<<<<

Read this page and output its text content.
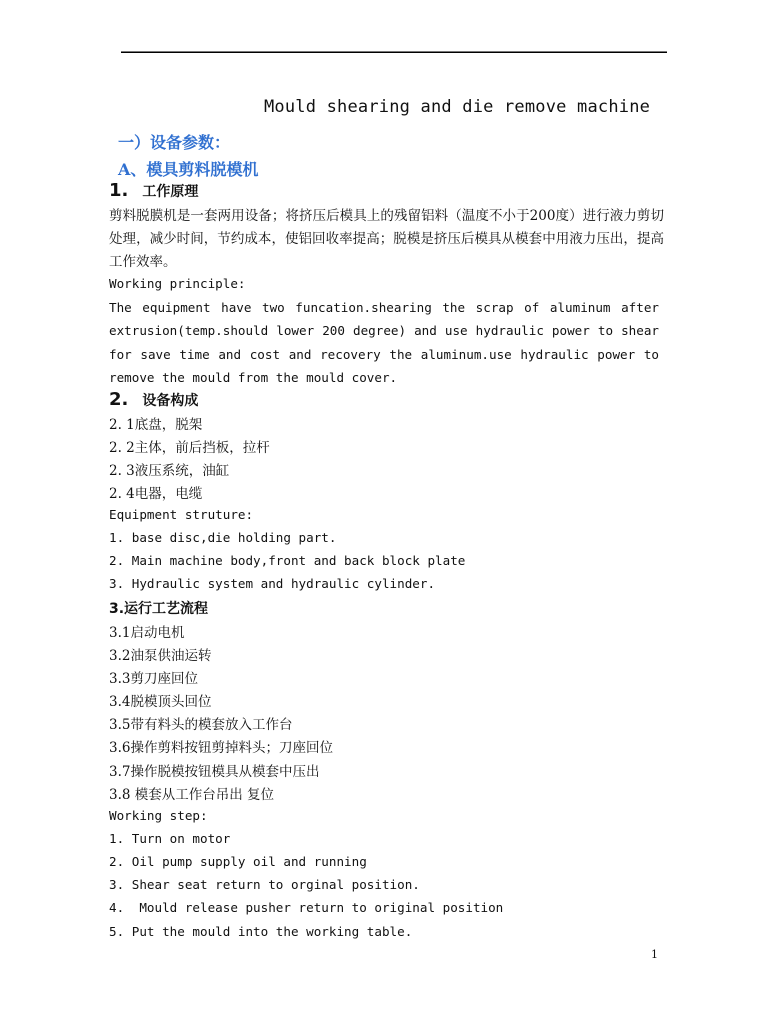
Mould shearing and die remove machine
一）设备参数：
A、模具剪料脱模机
1. 工作原理
剪料脱膜机是一套两用设备；将挤压后模具上的残留铝料（温度不小于200度）进行液力剪切处理，减少时间，节约成本，使铝回收率提高；脱模是挤压后模具从模套中用液力压出，提高工作效率。
Working principle:
The equipment have two funcation.shearing the scrap of aluminum after extrusion(temp.should lower 200 degree) and use hydraulic power to shear for save time and cost and recovery the aluminum.use hydraulic power to remove the mould from the mould cover.
2. 设备构成
2. 1底盘，脱架
2. 2主体，前后挡板，拉杆
2. 3液压系统，油缸
2. 4电器，电缆
Equipment struture:
1. base disc,die holding part.
2. Main machine body,front and back block plate
3. Hydraulic system and hydraulic cylinder.
3.运行工艺流程
3.1启动电机
3.2油泵供油运转
3.3剪刀座回位
3.4脱模顶头回位
3.5带有料头的模套放入工作台
3.6操作剪料按钮剪掉料头；刀座回位
3.7操作脱模按钮模具从模套中压出
3.8 模套从工作台吊出 复位
Working step:
1. Turn on motor
2. Oil pump supply oil and running
3. Shear seat return to orginal position.
4.  Mould release pusher return to original position
5. Put the mould into the working table.
1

>>>>

» **PROBLEM REQUIREMENTS**
Look through the entries above and report each line where the string "position" occurs.

» **RESPONSE FOR THIS EXERCISE**
3. Shear seat return to orginal position.
4.  Mould release pusher return to original position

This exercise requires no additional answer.